§ Task directions: Reproduce these lines word for word, omitting the pictures from your answer.

begin Data rows

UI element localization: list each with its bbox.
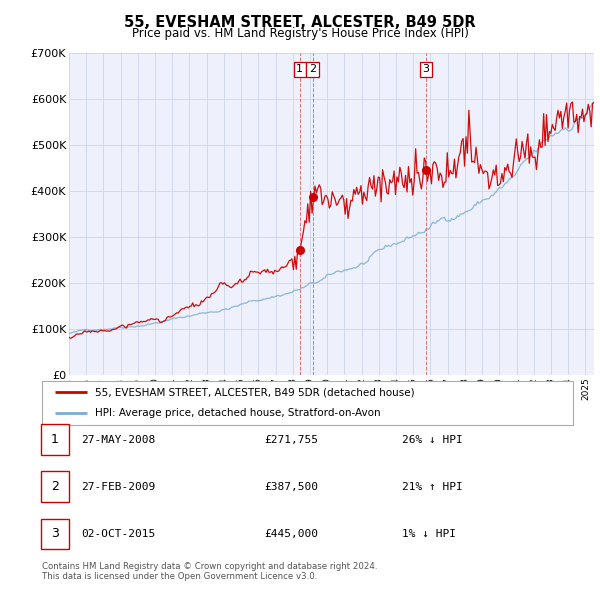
Text: Contains HM Land Registry data © Crown copyright and database right 2024.: Contains HM Land Registry data © Crown c… <box>42 562 377 571</box>
Text: 2: 2 <box>50 480 59 493</box>
Text: 02-OCT-2015: 02-OCT-2015 <box>81 529 155 539</box>
Text: 1: 1 <box>50 433 59 446</box>
Text: 27-FEB-2009: 27-FEB-2009 <box>81 482 155 491</box>
Text: £271,755: £271,755 <box>264 435 318 444</box>
FancyBboxPatch shape <box>41 424 68 455</box>
Text: This data is licensed under the Open Government Licence v3.0.: This data is licensed under the Open Gov… <box>42 572 317 581</box>
Text: 55, EVESHAM STREET, ALCESTER, B49 5DR (detached house): 55, EVESHAM STREET, ALCESTER, B49 5DR (d… <box>95 388 415 398</box>
Text: HPI: Average price, detached house, Stratford-on-Avon: HPI: Average price, detached house, Stra… <box>95 408 381 418</box>
Text: Price paid vs. HM Land Registry's House Price Index (HPI): Price paid vs. HM Land Registry's House … <box>131 27 469 40</box>
Text: 55, EVESHAM STREET, ALCESTER, B49 5DR: 55, EVESHAM STREET, ALCESTER, B49 5DR <box>124 15 476 30</box>
FancyBboxPatch shape <box>42 381 573 425</box>
Text: £445,000: £445,000 <box>264 529 318 539</box>
Text: 3: 3 <box>422 64 430 74</box>
Text: 3: 3 <box>50 527 59 540</box>
FancyBboxPatch shape <box>41 519 68 549</box>
Text: 27-MAY-2008: 27-MAY-2008 <box>81 435 155 444</box>
Text: 2: 2 <box>309 64 316 74</box>
FancyBboxPatch shape <box>41 471 68 502</box>
Text: 21% ↑ HPI: 21% ↑ HPI <box>402 482 463 491</box>
Text: 1: 1 <box>296 64 304 74</box>
Text: 1% ↓ HPI: 1% ↓ HPI <box>402 529 456 539</box>
Text: 26% ↓ HPI: 26% ↓ HPI <box>402 435 463 444</box>
Text: £387,500: £387,500 <box>264 482 318 491</box>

end Data rows

§ Correct result:
UI element localization: list each with its bbox.
Text: Contains HM Land Registry data © Crown copyright and database right 2024.: Contains HM Land Registry data © Crown c… <box>42 562 377 571</box>
Text: 2: 2 <box>50 480 59 493</box>
Text: 02-OCT-2015: 02-OCT-2015 <box>81 529 155 539</box>
Text: 1: 1 <box>50 433 59 446</box>
Text: 27-FEB-2009: 27-FEB-2009 <box>81 482 155 491</box>
Text: £271,755: £271,755 <box>264 435 318 444</box>
FancyBboxPatch shape <box>41 424 68 455</box>
Text: This data is licensed under the Open Government Licence v3.0.: This data is licensed under the Open Gov… <box>42 572 317 581</box>
Text: 55, EVESHAM STREET, ALCESTER, B49 5DR (detached house): 55, EVESHAM STREET, ALCESTER, B49 5DR (d… <box>95 388 415 398</box>
Text: HPI: Average price, detached house, Stratford-on-Avon: HPI: Average price, detached house, Stra… <box>95 408 381 418</box>
Text: Price paid vs. HM Land Registry's House Price Index (HPI): Price paid vs. HM Land Registry's House … <box>131 27 469 40</box>
Text: 55, EVESHAM STREET, ALCESTER, B49 5DR: 55, EVESHAM STREET, ALCESTER, B49 5DR <box>124 15 476 30</box>
FancyBboxPatch shape <box>42 381 573 425</box>
Text: £445,000: £445,000 <box>264 529 318 539</box>
Text: 3: 3 <box>422 64 430 74</box>
Text: 3: 3 <box>50 527 59 540</box>
FancyBboxPatch shape <box>41 519 68 549</box>
Text: 27-MAY-2008: 27-MAY-2008 <box>81 435 155 444</box>
Text: 2: 2 <box>309 64 316 74</box>
FancyBboxPatch shape <box>41 471 68 502</box>
Text: 21% ↑ HPI: 21% ↑ HPI <box>402 482 463 491</box>
Text: 1: 1 <box>296 64 304 74</box>
Text: 1% ↓ HPI: 1% ↓ HPI <box>402 529 456 539</box>
Text: 26% ↓ HPI: 26% ↓ HPI <box>402 435 463 444</box>
Text: £387,500: £387,500 <box>264 482 318 491</box>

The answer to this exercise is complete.